— START Provided data —

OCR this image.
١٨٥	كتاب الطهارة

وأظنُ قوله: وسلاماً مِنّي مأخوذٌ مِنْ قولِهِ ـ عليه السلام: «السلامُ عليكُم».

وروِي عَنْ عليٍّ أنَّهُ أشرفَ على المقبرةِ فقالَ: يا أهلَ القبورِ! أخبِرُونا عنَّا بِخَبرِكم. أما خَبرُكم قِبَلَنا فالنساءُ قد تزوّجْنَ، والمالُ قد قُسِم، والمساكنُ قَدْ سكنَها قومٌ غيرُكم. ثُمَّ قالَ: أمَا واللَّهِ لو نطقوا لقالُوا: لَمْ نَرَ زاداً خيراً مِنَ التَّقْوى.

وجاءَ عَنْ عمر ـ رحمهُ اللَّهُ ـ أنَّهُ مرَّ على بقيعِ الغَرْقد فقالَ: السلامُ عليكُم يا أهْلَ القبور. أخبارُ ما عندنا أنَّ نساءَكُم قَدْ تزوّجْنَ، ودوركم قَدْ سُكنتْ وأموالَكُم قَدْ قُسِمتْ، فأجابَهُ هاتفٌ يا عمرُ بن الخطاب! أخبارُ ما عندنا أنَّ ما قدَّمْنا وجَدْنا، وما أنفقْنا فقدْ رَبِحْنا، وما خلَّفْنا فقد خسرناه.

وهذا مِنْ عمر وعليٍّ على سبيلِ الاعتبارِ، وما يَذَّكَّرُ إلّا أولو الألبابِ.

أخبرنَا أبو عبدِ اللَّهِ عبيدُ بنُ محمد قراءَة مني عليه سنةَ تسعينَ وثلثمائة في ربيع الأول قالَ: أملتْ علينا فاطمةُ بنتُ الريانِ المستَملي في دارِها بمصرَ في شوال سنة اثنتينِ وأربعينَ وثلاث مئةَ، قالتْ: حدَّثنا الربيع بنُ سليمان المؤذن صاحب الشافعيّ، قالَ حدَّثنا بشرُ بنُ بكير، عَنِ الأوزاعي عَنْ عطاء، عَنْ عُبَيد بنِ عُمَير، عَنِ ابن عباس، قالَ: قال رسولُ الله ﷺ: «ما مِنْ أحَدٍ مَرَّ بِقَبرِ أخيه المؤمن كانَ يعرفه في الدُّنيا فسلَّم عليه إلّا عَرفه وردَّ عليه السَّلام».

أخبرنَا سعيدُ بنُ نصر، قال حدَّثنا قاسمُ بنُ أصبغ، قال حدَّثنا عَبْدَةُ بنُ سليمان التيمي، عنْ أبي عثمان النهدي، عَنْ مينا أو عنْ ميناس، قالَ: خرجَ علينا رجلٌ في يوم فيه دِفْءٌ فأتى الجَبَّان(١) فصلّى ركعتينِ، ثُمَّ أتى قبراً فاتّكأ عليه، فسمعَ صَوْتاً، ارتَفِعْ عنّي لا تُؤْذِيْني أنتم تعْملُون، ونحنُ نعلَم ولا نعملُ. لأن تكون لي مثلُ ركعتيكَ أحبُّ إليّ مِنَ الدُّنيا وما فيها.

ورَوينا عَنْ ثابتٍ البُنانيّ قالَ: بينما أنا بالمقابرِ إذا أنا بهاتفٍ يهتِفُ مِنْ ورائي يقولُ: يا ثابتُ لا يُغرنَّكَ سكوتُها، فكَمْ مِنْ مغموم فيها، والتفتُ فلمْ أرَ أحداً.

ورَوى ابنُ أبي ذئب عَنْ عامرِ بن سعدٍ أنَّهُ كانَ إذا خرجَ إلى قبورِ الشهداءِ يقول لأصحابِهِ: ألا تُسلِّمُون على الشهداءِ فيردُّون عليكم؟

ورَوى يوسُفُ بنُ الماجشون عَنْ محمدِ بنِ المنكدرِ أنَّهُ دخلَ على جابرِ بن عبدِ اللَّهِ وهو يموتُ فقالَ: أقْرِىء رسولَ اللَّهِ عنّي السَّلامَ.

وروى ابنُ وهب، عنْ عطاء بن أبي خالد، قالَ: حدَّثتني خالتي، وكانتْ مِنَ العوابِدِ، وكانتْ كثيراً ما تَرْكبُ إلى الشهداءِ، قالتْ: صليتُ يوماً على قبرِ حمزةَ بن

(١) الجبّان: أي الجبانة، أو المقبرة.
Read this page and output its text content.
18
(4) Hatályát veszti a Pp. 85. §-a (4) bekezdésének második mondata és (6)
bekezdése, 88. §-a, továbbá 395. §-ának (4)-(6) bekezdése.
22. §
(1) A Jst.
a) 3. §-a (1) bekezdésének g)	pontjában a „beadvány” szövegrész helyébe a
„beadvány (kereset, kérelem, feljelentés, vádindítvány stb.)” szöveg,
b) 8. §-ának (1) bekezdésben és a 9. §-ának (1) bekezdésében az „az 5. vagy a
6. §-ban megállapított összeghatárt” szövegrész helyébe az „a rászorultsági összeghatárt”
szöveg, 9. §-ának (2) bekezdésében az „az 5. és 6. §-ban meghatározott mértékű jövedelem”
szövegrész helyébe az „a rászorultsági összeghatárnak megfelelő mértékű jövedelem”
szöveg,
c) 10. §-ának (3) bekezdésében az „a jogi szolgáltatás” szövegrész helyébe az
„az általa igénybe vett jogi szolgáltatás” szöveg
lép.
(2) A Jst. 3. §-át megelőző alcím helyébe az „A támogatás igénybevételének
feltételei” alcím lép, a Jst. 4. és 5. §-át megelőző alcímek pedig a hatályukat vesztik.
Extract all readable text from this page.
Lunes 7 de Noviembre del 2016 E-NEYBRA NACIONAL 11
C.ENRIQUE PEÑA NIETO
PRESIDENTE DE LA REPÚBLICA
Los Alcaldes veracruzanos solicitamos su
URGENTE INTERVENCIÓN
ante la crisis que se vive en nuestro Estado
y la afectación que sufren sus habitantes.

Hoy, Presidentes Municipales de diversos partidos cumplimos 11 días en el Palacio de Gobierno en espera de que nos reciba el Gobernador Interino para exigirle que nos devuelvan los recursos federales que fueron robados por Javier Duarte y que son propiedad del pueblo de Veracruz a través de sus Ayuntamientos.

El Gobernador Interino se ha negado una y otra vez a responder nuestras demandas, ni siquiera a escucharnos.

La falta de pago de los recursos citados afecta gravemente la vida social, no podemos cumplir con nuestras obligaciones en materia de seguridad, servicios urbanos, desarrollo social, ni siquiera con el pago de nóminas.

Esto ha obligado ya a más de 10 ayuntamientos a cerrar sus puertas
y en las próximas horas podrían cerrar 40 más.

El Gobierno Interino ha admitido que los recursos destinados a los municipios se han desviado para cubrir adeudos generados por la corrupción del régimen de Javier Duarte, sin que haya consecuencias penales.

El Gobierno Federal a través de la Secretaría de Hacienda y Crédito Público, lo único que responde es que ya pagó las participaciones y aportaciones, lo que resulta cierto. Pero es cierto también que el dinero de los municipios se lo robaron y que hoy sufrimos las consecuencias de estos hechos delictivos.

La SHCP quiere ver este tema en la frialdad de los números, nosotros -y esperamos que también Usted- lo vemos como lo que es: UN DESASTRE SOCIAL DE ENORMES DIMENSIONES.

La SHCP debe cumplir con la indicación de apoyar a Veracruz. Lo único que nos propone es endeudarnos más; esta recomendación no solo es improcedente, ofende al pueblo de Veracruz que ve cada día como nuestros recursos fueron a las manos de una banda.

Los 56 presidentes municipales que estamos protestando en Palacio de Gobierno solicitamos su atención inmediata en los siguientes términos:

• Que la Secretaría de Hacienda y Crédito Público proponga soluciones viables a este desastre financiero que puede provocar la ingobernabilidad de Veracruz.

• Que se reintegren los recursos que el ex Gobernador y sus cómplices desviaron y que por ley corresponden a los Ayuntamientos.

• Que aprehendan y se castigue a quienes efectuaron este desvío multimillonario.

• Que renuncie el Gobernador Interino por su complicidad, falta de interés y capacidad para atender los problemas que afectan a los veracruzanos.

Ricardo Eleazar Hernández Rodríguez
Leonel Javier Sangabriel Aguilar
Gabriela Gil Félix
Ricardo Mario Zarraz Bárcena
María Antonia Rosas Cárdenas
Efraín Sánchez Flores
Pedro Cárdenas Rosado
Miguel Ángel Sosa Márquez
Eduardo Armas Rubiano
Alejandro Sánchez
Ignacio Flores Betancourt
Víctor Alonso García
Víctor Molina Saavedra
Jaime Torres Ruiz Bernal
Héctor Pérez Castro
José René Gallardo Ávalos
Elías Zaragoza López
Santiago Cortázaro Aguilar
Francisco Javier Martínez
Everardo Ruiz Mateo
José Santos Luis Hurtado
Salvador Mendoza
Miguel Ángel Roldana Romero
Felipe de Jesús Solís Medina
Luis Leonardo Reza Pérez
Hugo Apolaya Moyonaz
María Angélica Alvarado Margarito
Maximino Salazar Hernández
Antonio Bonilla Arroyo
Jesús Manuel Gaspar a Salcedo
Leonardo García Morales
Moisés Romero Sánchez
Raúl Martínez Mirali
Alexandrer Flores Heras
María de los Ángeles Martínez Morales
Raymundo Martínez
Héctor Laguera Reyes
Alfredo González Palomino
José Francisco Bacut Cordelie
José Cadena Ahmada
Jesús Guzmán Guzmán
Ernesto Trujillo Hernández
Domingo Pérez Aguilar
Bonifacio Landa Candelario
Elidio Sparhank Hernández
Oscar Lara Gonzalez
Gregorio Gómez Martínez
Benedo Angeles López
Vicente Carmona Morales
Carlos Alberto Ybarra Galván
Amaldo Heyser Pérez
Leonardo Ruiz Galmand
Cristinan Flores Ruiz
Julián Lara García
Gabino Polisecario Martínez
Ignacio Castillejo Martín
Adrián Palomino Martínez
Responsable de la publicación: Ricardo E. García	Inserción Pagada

— END Provided data —

## Prompt
Say how many lines in the entries contain the string "Héctor", and say nothing else.

## Complete answer
2